### [Work request]
Return the entire listing, word for word.

↓↓↓

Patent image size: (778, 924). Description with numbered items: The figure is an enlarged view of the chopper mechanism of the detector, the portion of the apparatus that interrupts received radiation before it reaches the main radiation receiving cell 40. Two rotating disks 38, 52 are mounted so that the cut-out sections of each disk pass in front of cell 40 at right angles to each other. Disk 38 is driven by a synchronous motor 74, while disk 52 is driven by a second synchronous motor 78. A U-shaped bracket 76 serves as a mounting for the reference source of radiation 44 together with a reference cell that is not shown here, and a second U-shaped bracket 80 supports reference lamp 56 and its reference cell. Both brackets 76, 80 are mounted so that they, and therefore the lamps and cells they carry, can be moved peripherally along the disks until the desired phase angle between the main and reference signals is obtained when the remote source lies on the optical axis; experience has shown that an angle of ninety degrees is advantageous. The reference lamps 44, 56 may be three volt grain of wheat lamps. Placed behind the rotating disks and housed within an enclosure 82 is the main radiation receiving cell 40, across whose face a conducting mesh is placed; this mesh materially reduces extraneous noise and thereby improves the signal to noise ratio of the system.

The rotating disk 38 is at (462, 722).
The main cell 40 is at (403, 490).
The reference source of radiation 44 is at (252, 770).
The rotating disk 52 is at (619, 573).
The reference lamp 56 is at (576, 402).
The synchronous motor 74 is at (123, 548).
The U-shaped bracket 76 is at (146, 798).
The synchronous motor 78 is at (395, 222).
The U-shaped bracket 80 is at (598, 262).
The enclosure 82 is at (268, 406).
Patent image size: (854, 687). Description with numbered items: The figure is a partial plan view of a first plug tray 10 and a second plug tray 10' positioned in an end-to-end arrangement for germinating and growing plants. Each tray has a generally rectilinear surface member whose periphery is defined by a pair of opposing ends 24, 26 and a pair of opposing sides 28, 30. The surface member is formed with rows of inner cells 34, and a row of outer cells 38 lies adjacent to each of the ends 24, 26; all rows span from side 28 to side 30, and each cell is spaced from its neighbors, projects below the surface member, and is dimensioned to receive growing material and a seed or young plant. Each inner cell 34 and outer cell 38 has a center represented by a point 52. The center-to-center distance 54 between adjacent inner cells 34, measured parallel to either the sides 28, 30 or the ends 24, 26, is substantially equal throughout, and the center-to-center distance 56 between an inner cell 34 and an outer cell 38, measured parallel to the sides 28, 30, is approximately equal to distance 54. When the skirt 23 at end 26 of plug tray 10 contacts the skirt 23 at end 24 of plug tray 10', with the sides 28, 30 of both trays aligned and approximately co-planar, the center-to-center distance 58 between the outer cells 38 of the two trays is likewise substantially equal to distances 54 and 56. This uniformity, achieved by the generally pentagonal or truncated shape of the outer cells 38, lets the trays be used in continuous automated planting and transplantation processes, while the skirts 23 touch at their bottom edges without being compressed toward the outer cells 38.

↑↑↑

### [Answer to this problem]
Patent image size: (778, 924). Description with numbered items: The figure is an enlarged view of the chopper mechanism of the detector, the portion of the apparatus that interrupts received radiation before it reaches the main radiation receiving cell 40. Two rotating disks 38, 52 are mounted so that the cut-out sections of each disk pass in front of cell 40 at right angles to each other. Disk 38 is driven by a synchronous motor 74, while disk 52 is driven by a second synchronous motor 78. A U-shaped bracket 76 serves as a mounting for the reference source of radiation 44 together with a reference cell that is not shown here, and a second U-shaped bracket 80 supports reference lamp 56 and its reference cell. Both brackets 76, 80 are mounted so that they, and therefore the lamps and cells they carry, can be moved peripherally along the disks until the desired phase angle between the main and reference signals is obtained when the remote source lies on the optical axis; experience has shown that an angle of ninety degrees is advantageous. The reference lamps 44, 56 may be three volt grain of wheat lamps. Placed behind the rotating disks and housed within an enclosure 82 is the main radiation receiving cell 40, across whose face a conducting mesh is placed; this mesh materially reduces extraneous noise and thereby improves the signal to noise ratio of the system.

The rotating disk 38 is at (462, 722).
The main cell 40 is at (403, 490).
The reference source of radiation 44 is at (252, 770).
The rotating disk 52 is at (619, 573).
The reference lamp 56 is at (576, 402).
The synchronous motor 74 is at (123, 548).
The U-shaped bracket 76 is at (146, 798).
The synchronous motor 78 is at (395, 222).
The U-shaped bracket 80 is at (598, 262).
The enclosure 82 is at (268, 406).
Patent image size: (854, 687). Description with numbered items: The figure is a partial plan view of a first plug tray 10 and a second plug tray 10' positioned in an end-to-end arrangement for germinating and growing plants. Each tray has a generally rectilinear surface member whose periphery is defined by a pair of opposing ends 24, 26 and a pair of opposing sides 28, 30. The surface member is formed with rows of inner cells 34, and a row of outer cells 38 lies adjacent to each of the ends 24, 26; all rows span from side 28 to side 30, and each cell is spaced from its neighbors, projects below the surface member, and is dimensioned to receive growing material and a seed or young plant. Each inner cell 34 and outer cell 38 has a center represented by a point 52. The center-to-center distance 54 between adjacent inner cells 34, measured parallel to either the sides 28, 30 or the ends 24, 26, is substantially equal throughout, and the center-to-center distance 56 between an inner cell 34 and an outer cell 38, measured parallel to the sides 28, 30, is approximately equal to distance 54. When the skirt 23 at end 26 of plug tray 10 contacts the skirt 23 at end 24 of plug tray 10', with the sides 28, 30 of both trays aligned and approximately co-planar, the center-to-center distance 58 between the outer cells 38 of the two trays is likewise substantially equal to distances 54 and 56. This uniformity, achieved by the generally pentagonal or truncated shape of the outer cells 38, lets the trays be used in continuous automated planting and transplantation processes, while the skirts 23 touch at their bottom edges without being compressed toward the outer cells 38.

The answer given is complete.